Dataset entries
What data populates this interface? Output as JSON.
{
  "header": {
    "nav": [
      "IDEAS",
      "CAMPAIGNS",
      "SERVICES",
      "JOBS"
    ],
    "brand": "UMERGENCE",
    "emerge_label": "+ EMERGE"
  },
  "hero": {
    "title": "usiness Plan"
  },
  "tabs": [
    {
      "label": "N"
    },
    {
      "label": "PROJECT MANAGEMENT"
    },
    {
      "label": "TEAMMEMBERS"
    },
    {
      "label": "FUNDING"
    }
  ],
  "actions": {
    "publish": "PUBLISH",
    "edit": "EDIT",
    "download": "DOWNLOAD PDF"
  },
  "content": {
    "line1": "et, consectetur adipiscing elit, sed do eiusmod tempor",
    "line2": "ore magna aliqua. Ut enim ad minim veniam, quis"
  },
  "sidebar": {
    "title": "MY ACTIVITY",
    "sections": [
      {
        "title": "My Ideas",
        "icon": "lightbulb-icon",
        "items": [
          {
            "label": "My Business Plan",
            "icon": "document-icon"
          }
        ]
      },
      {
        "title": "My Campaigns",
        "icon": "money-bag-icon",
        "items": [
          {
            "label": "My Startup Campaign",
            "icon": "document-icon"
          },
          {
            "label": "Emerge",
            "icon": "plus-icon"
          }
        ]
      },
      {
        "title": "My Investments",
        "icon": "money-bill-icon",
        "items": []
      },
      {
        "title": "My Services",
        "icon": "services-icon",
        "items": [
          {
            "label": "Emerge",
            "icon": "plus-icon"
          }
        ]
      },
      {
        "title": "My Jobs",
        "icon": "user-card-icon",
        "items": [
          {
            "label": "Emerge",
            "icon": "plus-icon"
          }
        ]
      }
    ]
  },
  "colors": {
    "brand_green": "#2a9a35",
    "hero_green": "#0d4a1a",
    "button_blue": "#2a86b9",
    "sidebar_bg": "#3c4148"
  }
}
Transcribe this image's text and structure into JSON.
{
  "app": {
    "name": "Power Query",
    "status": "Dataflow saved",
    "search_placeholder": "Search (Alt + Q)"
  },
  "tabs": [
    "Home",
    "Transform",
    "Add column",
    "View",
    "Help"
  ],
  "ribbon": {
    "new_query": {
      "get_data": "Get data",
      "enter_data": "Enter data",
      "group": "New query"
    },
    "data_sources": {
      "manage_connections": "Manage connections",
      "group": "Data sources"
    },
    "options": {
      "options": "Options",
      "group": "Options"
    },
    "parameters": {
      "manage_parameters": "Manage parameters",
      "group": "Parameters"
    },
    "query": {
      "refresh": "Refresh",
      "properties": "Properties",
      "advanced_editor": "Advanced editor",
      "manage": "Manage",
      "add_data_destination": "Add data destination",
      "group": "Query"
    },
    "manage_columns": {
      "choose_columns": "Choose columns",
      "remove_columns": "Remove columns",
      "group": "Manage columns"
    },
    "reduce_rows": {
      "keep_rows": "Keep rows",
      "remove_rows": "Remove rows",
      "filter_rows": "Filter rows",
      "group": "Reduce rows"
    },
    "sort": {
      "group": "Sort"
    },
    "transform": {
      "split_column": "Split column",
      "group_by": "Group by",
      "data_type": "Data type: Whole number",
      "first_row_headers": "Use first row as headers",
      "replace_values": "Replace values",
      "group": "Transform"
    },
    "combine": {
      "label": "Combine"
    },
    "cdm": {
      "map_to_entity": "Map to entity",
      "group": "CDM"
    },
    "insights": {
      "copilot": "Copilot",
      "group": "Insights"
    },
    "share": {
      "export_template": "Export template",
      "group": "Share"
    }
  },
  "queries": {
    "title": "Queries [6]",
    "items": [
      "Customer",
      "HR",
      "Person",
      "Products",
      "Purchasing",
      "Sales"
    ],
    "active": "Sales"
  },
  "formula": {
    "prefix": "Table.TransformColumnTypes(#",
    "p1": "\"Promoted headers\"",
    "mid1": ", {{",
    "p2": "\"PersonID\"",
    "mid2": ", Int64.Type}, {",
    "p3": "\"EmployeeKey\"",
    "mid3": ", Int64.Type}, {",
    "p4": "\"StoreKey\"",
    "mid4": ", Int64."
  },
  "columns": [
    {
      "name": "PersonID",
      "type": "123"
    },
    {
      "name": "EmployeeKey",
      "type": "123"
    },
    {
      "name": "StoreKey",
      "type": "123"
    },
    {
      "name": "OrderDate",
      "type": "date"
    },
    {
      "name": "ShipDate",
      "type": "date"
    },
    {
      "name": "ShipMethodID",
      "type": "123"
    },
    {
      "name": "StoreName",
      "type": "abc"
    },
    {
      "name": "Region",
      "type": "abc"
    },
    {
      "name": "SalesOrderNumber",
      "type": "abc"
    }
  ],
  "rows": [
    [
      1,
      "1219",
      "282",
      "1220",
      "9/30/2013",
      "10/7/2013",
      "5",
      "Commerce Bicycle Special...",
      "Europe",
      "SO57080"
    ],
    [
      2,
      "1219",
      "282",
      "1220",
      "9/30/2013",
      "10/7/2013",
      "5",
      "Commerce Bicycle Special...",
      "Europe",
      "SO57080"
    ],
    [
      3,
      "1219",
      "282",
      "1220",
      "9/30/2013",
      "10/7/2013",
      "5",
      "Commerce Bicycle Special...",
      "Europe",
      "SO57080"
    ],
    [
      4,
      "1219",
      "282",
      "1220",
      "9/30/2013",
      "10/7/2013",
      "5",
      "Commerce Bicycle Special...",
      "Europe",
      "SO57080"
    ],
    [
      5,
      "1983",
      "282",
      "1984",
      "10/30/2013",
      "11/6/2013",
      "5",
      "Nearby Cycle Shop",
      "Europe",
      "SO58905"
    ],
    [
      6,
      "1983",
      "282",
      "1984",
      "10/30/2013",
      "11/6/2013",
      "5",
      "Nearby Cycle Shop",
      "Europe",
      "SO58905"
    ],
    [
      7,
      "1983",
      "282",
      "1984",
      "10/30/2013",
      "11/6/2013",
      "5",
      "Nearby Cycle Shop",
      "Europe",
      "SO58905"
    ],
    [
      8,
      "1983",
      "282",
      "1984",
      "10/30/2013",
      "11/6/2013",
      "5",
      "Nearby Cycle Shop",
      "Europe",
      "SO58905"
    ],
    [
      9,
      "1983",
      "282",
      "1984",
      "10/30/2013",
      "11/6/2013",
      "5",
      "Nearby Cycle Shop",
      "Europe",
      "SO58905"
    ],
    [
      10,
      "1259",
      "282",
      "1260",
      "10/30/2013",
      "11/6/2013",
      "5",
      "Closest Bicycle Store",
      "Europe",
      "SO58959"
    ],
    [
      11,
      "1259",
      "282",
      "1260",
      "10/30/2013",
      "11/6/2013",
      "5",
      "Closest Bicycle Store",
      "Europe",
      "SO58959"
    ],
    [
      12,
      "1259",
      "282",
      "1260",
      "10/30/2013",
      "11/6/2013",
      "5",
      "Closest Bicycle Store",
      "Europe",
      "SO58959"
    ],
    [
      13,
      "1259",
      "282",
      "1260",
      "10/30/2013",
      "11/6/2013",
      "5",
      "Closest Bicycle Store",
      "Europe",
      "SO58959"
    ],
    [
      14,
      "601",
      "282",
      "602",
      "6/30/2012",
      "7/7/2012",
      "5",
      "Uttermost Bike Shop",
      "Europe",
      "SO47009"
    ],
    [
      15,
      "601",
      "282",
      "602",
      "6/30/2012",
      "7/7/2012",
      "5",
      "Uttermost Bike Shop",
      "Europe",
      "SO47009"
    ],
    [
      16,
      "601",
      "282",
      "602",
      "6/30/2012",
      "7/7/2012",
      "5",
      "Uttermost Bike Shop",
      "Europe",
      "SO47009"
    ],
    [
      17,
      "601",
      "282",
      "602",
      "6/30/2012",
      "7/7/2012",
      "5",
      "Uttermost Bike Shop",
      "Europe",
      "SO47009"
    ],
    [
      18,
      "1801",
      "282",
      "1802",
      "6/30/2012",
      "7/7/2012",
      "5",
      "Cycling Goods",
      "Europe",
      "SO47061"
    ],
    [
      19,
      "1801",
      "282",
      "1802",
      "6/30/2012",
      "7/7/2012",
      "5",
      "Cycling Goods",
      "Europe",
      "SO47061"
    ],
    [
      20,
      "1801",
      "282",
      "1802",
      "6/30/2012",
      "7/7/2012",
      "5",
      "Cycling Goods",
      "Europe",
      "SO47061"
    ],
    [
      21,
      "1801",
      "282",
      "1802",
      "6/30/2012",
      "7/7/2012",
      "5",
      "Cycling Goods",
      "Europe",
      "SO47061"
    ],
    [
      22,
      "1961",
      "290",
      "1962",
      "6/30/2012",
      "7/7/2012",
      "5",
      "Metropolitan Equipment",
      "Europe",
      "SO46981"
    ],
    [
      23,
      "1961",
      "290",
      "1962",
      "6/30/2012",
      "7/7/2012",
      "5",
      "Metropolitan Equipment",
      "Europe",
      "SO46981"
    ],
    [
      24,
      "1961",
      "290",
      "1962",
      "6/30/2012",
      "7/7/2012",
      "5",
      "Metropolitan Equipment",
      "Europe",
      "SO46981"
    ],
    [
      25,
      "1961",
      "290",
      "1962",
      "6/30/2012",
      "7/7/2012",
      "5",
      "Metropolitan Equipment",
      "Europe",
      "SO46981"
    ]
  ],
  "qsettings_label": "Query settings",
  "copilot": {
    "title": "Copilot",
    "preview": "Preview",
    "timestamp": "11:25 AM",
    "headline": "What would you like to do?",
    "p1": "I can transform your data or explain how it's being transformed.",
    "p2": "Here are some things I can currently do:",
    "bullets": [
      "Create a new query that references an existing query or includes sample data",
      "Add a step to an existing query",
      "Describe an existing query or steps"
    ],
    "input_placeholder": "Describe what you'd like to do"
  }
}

● **Exercise description**
Within the listing, how many lines hold the word "Plan"? Only the number is to be given.

● **Solution**
2